__WHAT THIS TASK INVOLVES__.
With the pictures omitted, write out the entries that follow exactly as they stand.

__Excerpt from a dataset__.
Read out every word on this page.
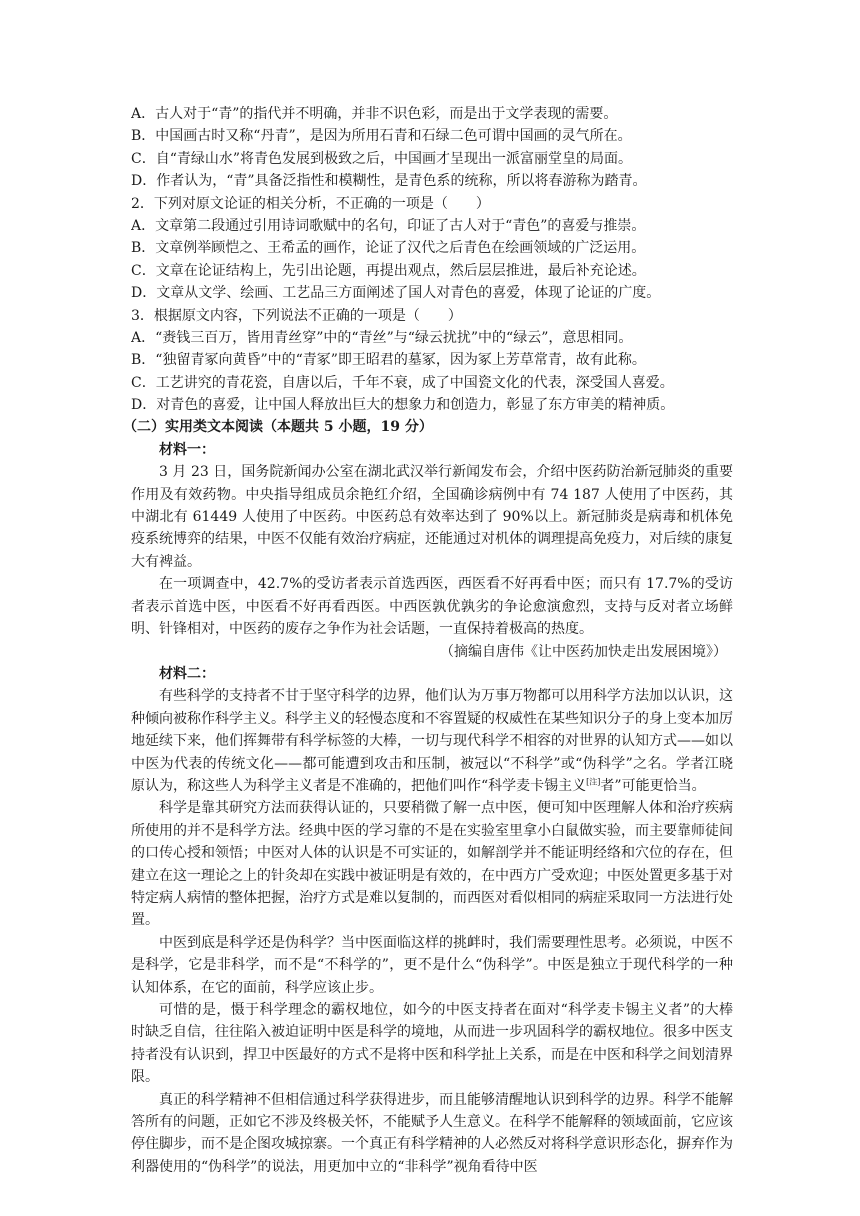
A．古人对于“青”的指代并不明确，并非不识色彩，而是出于文学表现的需要。
B．中国画古时又称“丹青”，是因为所用石青和石绿二色可谓中国画的灵气所在。
C．自“青绿山水”将青色发展到极致之后，中国画才呈现出一派富丽堂皇的局面。
D．作者认为，“青”具备泛指性和模糊性，是青色系的统称，所以将春游称为踏青。
2．下列对原文论证的相关分析，不正确的一项是（　　）
A．文章第二段通过引用诗词歌赋中的名句，印证了古人对于“青色”的喜爱与推崇。
B．文章例举顾恺之、王希孟的画作，论证了汉代之后青色在绘画领域的广泛运用。
C．文章在论证结构上，先引出论题，再提出观点，然后层层推进，最后补充论述。
D．文章从文学、绘画、工艺品三方面阐述了国人对青色的喜爱，体现了论证的广度。
3．根据原文内容，下列说法不正确的一项是（　　）
A．“赉钱三百万，皆用青丝穿”中的“青丝”与“绿云扰扰”中的“绿云”，意思相同。
B．“独留青冢向黄昏”中的“青冢”即王昭君的墓冢，因为冢上芳草常青，故有此称。
C．工艺讲究的青花瓷，自唐以后，千年不衰，成了中国瓷文化的代表，深受国人喜爱。
D．对青色的喜爱，让中国人释放出巨大的想象力和创造力，彰显了东方审美的精神质。
（二）实用类文本阅读（本题共 5 小题，19 分）
材料一：

3 月 23 日，国务院新闻办公室在湖北武汉举行新闻发布会，介绍中医药防治新冠肺炎的重要作用及有效药物。中央指导组成员余艳红介绍，全国确诊病例中有 74 187 人使用了中医药，其中湖北有 61449 人使用了中医药。中医药总有效率达到了 90%以上。新冠肺炎是病毒和机体免疫系统博弈的结果，中医不仅能有效治疗病症，还能通过对机体的调理提高免疫力，对后续的康复大有裨益。

在一项调查中，42.7%的受访者表示首选西医，西医看不好再看中医；而只有 17.7%的受访者表示首选中医，中医看不好再看西医。中西医孰优孰劣的争论愈演愈烈，支持与反对者立场鲜明、针锋相对，中医药的废存之争作为社会话题，一直保持着极高的热度。

（摘编自唐伟《让中医药加快走出发展困境》）
材料二：

有些科学的支持者不甘于坚守科学的边界，他们认为万事万物都可以用科学方法加以认识，这种倾向被称作科学主义。科学主义的轻慢态度和不容置疑的权威性在某些知识分子的身上变本加厉地延续下来，他们挥舞带有科学标签的大棒，一切与现代科学不相容的对世界的认知方式——如以中医为代表的传统文化——都可能遭到攻击和压制，被冠以“不科学”或“伪科学”之名。学者江晓原认为，称这些人为科学主义者是不准确的，把他们叫作“科学麦卡锡主义[注]者”可能更恰当。

科学是靠其研究方法而获得认证的，只要稍微了解一点中医，便可知中医理解人体和治疗疾病所使用的并不是科学方法。经典中医的学习靠的不是在实验室里拿小白鼠做实验，而主要靠师徒间的口传心授和领悟；中医对人体的认识是不可实证的，如解剖学并不能证明经络和穴位的存在，但建立在这一理论之上的针灸却在实践中被证明是有效的，在中西方广受欢迎；中医处置更多基于对特定病人病情的整体把握，治疗方式是难以复制的，而西医对看似相同的病症采取同一方法进行处置。

中医到底是科学还是伪科学？当中医面临这样的挑衅时，我们需要理性思考。必须说，中医不是科学，它是非科学，而不是“不科学的”，更不是什么“伪科学”。中医是独立于现代科学的一种认知体系，在它的面前，科学应该止步。

可惜的是，慑于科学理念的霸权地位，如今的中医支持者在面对“科学麦卡锡主义者”的大棒时缺乏自信，往往陷入被迫证明中医是科学的境地，从而进一步巩固科学的霸权地位。很多中医支持者没有认识到，捍卫中医最好的方式不是将中医和科学扯上关系，而是在中医和科学之间划清界限。

真正的科学精神不但相信通过科学获得进步，而且能够清醒地认识到科学的边界。科学不能解答所有的问题，正如它不涉及终极关怀，不能赋予人生意义。在科学不能解释的领域面前，它应该停住脚步，而不是企图攻城掠寨。一个真正有科学精神的人必然反对将科学意识形态化，摒弃作为利器使用的“伪科学”的说法，用更加中立的“非科学”视角看待中医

__FINAL RESULT__.
Read out every word on this page.
A．古人对于“青”的指代并不明确，并非不识色彩，而是出于文学表现的需要。
B．中国画古时又称“丹青”，是因为所用石青和石绿二色可谓中国画的灵气所在。
C．自“青绿山水”将青色发展到极致之后，中国画才呈现出一派富丽堂皇的局面。
D．作者认为，“青”具备泛指性和模糊性，是青色系的统称，所以将春游称为踏青。
2．下列对原文论证的相关分析，不正确的一项是（　　）
A．文章第二段通过引用诗词歌赋中的名句，印证了古人对于“青色”的喜爱与推崇。
B．文章例举顾恺之、王希孟的画作，论证了汉代之后青色在绘画领域的广泛运用。
C．文章在论证结构上，先引出论题，再提出观点，然后层层推进，最后补充论述。
D．文章从文学、绘画、工艺品三方面阐述了国人对青色的喜爱，体现了论证的广度。
3．根据原文内容，下列说法不正确的一项是（　　）
A．“赉钱三百万，皆用青丝穿”中的“青丝”与“绿云扰扰”中的“绿云”，意思相同。
B．“独留青冢向黄昏”中的“青冢”即王昭君的墓冢，因为冢上芳草常青，故有此称。
C．工艺讲究的青花瓷，自唐以后，千年不衰，成了中国瓷文化的代表，深受国人喜爱。
D．对青色的喜爱，让中国人释放出巨大的想象力和创造力，彰显了东方审美的精神质。
（二）实用类文本阅读（本题共 5 小题，19 分）
材料一：

3 月 23 日，国务院新闻办公室在湖北武汉举行新闻发布会，介绍中医药防治新冠肺炎的重要作用及有效药物。中央指导组成员余艳红介绍，全国确诊病例中有 74 187 人使用了中医药，其中湖北有 61449 人使用了中医药。中医药总有效率达到了 90%以上。新冠肺炎是病毒和机体免疫系统博弈的结果，中医不仅能有效治疗病症，还能通过对机体的调理提高免疫力，对后续的康复大有裨益。

在一项调查中，42.7%的受访者表示首选西医，西医看不好再看中医；而只有 17.7%的受访者表示首选中医，中医看不好再看西医。中西医孰优孰劣的争论愈演愈烈，支持与反对者立场鲜明、针锋相对，中医药的废存之争作为社会话题，一直保持着极高的热度。

（摘编自唐伟《让中医药加快走出发展困境》）
材料二：

有些科学的支持者不甘于坚守科学的边界，他们认为万事万物都可以用科学方法加以认识，这种倾向被称作科学主义。科学主义的轻慢态度和不容置疑的权威性在某些知识分子的身上变本加厉地延续下来，他们挥舞带有科学标签的大棒，一切与现代科学不相容的对世界的认知方式——如以中医为代表的传统文化——都可能遭到攻击和压制，被冠以“不科学”或“伪科学”之名。学者江晓原认为，称这些人为科学主义者是不准确的，把他们叫作“科学麦卡锡主义[注]者”可能更恰当。

科学是靠其研究方法而获得认证的，只要稍微了解一点中医，便可知中医理解人体和治疗疾病所使用的并不是科学方法。经典中医的学习靠的不是在实验室里拿小白鼠做实验，而主要靠师徒间的口传心授和领悟；中医对人体的认识是不可实证的，如解剖学并不能证明经络和穴位的存在，但建立在这一理论之上的针灸却在实践中被证明是有效的，在中西方广受欢迎；中医处置更多基于对特定病人病情的整体把握，治疗方式是难以复制的，而西医对看似相同的病症采取同一方法进行处置。

中医到底是科学还是伪科学？当中医面临这样的挑衅时，我们需要理性思考。必须说，中医不是科学，它是非科学，而不是“不科学的”，更不是什么“伪科学”。中医是独立于现代科学的一种认知体系，在它的面前，科学应该止步。

可惜的是，慑于科学理念的霸权地位，如今的中医支持者在面对“科学麦卡锡主义者”的大棒时缺乏自信，往往陷入被迫证明中医是科学的境地，从而进一步巩固科学的霸权地位。很多中医支持者没有认识到，捍卫中医最好的方式不是将中医和科学扯上关系，而是在中医和科学之间划清界限。

真正的科学精神不但相信通过科学获得进步，而且能够清醒地认识到科学的边界。科学不能解答所有的问题，正如它不涉及终极关怀，不能赋予人生意义。在科学不能解释的领域面前，它应该停住脚步，而不是企图攻城掠寨。一个真正有科学精神的人必然反对将科学意识形态化，摒弃作为利器使用的“伪科学”的说法，用更加中立的“非科学”视角看待中医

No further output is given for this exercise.